**Exercise details**
State only how many lines contain the string "name".

**Given records**
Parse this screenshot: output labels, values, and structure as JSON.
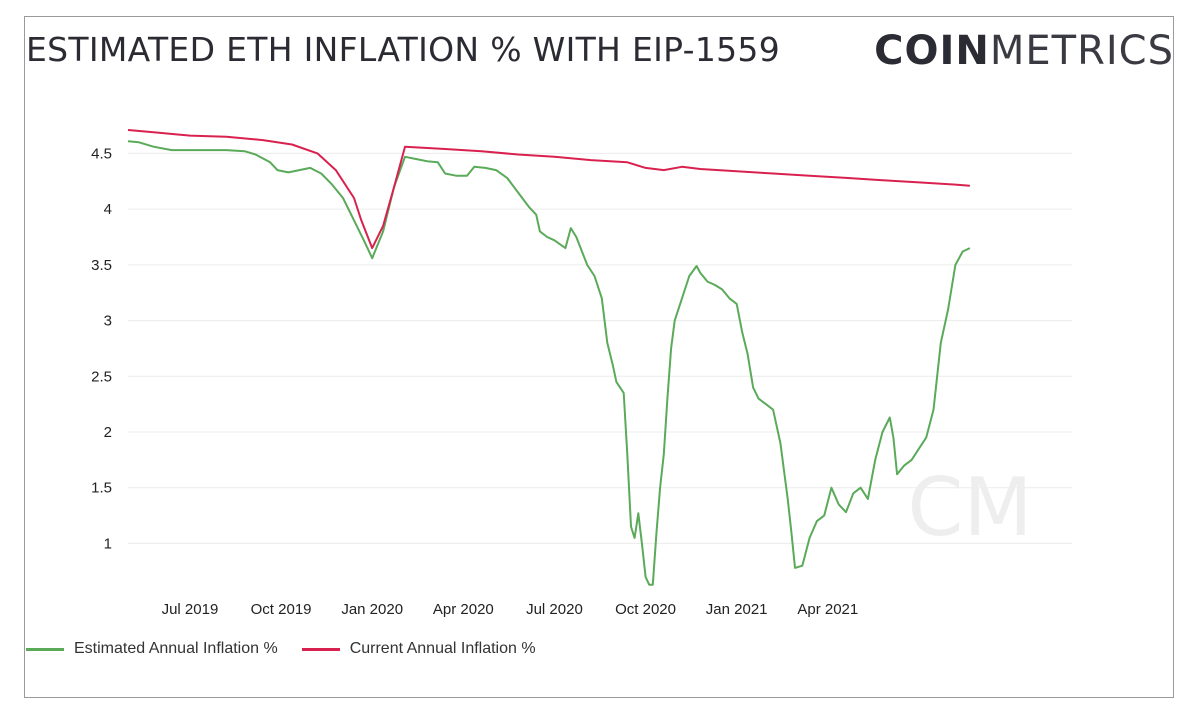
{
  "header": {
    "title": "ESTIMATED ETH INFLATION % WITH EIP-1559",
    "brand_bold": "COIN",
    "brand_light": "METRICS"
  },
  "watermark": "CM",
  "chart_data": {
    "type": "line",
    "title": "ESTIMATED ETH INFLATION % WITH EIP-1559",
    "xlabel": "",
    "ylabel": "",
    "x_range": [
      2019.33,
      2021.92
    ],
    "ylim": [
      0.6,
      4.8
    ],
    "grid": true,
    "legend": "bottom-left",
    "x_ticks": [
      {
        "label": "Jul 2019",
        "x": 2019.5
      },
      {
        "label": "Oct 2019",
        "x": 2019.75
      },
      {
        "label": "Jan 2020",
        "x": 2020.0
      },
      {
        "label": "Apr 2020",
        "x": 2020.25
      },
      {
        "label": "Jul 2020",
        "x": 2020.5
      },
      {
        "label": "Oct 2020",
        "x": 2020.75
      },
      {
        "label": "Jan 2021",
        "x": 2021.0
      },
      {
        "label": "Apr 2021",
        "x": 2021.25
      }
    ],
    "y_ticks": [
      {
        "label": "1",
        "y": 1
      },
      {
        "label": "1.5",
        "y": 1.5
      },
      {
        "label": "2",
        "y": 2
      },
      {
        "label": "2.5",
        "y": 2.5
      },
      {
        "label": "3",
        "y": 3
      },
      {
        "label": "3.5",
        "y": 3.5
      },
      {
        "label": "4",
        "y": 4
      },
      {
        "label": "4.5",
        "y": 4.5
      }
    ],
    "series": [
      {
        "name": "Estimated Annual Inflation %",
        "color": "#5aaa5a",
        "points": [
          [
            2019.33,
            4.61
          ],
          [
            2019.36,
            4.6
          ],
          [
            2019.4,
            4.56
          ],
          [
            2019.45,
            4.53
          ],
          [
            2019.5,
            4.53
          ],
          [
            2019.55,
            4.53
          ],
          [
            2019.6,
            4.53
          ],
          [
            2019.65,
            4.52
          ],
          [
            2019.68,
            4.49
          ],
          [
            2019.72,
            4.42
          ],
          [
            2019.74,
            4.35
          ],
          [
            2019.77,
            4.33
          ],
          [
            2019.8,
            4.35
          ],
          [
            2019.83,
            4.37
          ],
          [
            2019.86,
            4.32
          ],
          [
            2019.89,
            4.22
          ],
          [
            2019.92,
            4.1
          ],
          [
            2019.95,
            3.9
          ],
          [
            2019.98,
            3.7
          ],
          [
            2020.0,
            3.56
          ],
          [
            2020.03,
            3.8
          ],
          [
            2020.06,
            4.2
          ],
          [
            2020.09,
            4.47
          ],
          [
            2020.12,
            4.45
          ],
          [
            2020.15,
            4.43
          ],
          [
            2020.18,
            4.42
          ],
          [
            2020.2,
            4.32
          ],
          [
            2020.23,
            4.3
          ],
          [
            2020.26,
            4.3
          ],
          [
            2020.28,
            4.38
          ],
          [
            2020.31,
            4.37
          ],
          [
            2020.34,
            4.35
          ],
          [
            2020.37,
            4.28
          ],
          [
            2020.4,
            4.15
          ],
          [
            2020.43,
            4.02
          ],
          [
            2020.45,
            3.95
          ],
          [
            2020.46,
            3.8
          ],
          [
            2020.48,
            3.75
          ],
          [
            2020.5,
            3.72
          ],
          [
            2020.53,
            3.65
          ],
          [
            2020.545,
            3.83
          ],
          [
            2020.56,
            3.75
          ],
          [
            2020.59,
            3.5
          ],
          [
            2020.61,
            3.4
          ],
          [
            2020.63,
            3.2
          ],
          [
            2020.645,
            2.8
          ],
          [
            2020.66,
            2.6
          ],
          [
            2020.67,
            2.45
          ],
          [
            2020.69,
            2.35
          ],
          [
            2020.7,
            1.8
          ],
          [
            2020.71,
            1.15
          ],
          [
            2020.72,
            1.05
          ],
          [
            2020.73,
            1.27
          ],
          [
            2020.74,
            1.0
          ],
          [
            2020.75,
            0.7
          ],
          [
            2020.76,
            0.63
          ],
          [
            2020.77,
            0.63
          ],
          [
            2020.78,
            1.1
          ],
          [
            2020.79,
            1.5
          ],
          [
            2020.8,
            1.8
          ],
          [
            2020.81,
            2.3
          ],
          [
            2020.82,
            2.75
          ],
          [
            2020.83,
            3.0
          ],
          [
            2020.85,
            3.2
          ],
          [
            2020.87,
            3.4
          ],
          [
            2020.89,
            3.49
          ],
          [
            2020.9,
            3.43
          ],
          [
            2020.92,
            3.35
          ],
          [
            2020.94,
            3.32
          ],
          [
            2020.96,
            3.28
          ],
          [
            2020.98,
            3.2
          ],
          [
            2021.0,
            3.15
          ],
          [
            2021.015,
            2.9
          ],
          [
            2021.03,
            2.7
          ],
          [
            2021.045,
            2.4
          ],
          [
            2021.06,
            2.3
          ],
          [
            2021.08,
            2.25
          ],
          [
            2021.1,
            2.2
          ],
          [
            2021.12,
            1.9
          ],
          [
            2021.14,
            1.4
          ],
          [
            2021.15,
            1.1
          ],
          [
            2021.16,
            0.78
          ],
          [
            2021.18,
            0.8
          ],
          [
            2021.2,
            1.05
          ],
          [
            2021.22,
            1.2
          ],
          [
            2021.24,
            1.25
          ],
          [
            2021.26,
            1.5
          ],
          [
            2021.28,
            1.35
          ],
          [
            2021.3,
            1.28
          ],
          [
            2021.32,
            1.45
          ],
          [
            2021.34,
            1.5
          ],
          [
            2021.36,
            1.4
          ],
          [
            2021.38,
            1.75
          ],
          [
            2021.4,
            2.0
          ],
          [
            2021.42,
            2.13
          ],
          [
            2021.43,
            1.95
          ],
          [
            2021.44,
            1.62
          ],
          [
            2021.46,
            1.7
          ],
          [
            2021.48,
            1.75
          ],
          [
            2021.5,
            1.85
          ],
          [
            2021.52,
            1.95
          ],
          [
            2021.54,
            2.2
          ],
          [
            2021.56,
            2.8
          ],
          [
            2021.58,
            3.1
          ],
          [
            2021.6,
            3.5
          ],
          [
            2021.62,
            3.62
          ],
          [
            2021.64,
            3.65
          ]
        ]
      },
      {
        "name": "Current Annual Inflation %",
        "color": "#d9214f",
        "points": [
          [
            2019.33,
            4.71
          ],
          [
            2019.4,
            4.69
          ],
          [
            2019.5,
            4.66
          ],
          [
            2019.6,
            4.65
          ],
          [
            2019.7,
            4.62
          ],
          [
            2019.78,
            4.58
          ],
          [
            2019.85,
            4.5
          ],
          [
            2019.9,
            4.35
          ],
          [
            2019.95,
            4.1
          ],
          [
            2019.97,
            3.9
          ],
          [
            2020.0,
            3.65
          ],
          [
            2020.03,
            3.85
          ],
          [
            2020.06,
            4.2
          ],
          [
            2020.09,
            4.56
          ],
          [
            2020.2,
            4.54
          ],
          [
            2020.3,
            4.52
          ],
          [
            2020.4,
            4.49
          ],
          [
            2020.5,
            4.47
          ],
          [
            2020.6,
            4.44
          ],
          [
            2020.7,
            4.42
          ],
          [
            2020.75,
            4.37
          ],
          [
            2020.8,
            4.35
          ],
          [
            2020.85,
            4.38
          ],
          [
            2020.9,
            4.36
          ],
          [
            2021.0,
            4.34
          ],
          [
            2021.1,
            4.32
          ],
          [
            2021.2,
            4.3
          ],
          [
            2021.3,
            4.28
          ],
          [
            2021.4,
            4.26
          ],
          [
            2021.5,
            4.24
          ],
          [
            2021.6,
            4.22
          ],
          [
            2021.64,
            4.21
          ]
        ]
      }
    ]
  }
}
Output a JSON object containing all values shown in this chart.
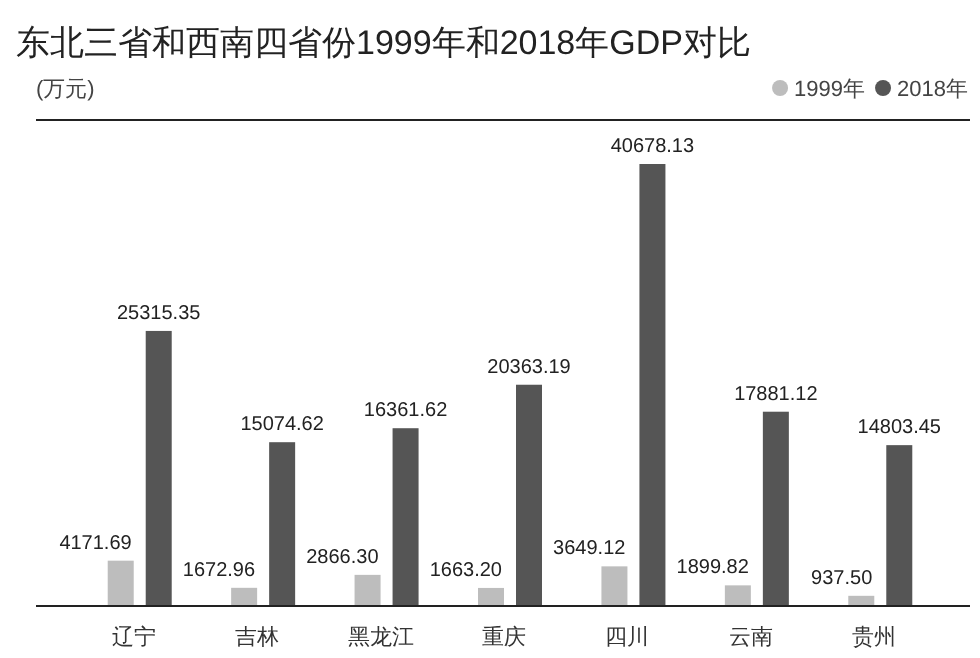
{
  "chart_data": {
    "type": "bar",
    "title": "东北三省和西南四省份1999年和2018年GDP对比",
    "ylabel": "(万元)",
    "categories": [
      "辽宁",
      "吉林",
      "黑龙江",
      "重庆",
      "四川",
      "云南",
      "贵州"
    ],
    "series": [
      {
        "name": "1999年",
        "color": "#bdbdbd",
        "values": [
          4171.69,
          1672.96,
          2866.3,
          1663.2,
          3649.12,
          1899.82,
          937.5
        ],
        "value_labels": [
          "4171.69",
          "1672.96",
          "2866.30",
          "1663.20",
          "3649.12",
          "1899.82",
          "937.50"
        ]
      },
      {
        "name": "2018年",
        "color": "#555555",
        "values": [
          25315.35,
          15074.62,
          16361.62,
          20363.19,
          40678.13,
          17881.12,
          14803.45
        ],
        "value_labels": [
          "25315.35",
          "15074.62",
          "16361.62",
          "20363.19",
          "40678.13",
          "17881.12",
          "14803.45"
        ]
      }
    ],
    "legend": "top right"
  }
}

**Exercise output**
4